* **EXERCISE OBJECTIVE**
Write out the data again exactly, skipping every picture.

(A block of data)

>> Start

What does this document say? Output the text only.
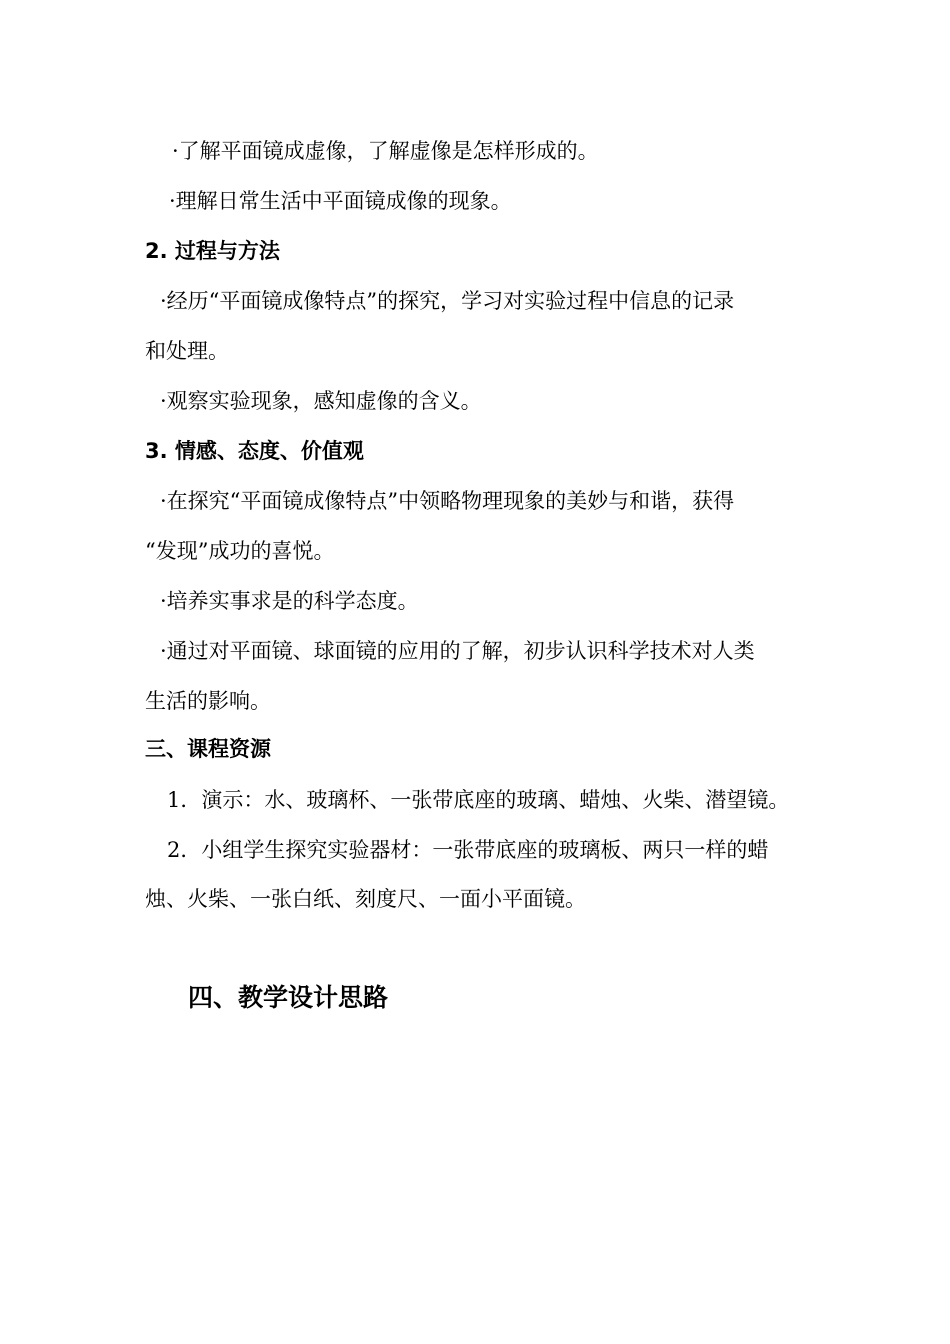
·了解平面镜成虚像，了解虚像是怎样形成的。
·理解日常生活中平面镜成像的现象。
2. 过程与方法
·经历“平面镜成像特点”的探究，学习对实验过程中信息的记录
和处理。
·观察实验现象，感知虚像的含义。
3. 情感、态度、价值观
·在探究“平面镜成像特点”中领略物理现象的美妙与和谐，获得
“发现”成功的喜悦。
·培养实事求是的科学态度。
·通过对平面镜、球面镜的应用的了解，初步认识科学技术对人类
生活的影响。
三、课程资源
1．演示：水、玻璃杯、一张带底座的玻璃、蜡烛、火柴、潜望镜。
2．小组学生探究实验器材：一张带底座的玻璃板、两只一样的蜡
烛、火柴、一张白纸、刻度尺、一面小平面镜。
四、教学设计思路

>> End

* **THE ANSWER**
What does this document say? Output the text only.
·了解平面镜成虚像，了解虚像是怎样形成的。
·理解日常生活中平面镜成像的现象。
2. 过程与方法
·经历“平面镜成像特点”的探究，学习对实验过程中信息的记录
和处理。
·观察实验现象，感知虚像的含义。
3. 情感、态度、价值观
·在探究“平面镜成像特点”中领略物理现象的美妙与和谐，获得
“发现”成功的喜悦。
·培养实事求是的科学态度。
·通过对平面镜、球面镜的应用的了解，初步认识科学技术对人类
生活的影响。
三、课程资源
1．演示：水、玻璃杯、一张带底座的玻璃、蜡烛、火柴、潜望镜。
2．小组学生探究实验器材：一张带底座的玻璃板、两只一样的蜡
烛、火柴、一张白纸、刻度尺、一面小平面镜。
四、教学设计思路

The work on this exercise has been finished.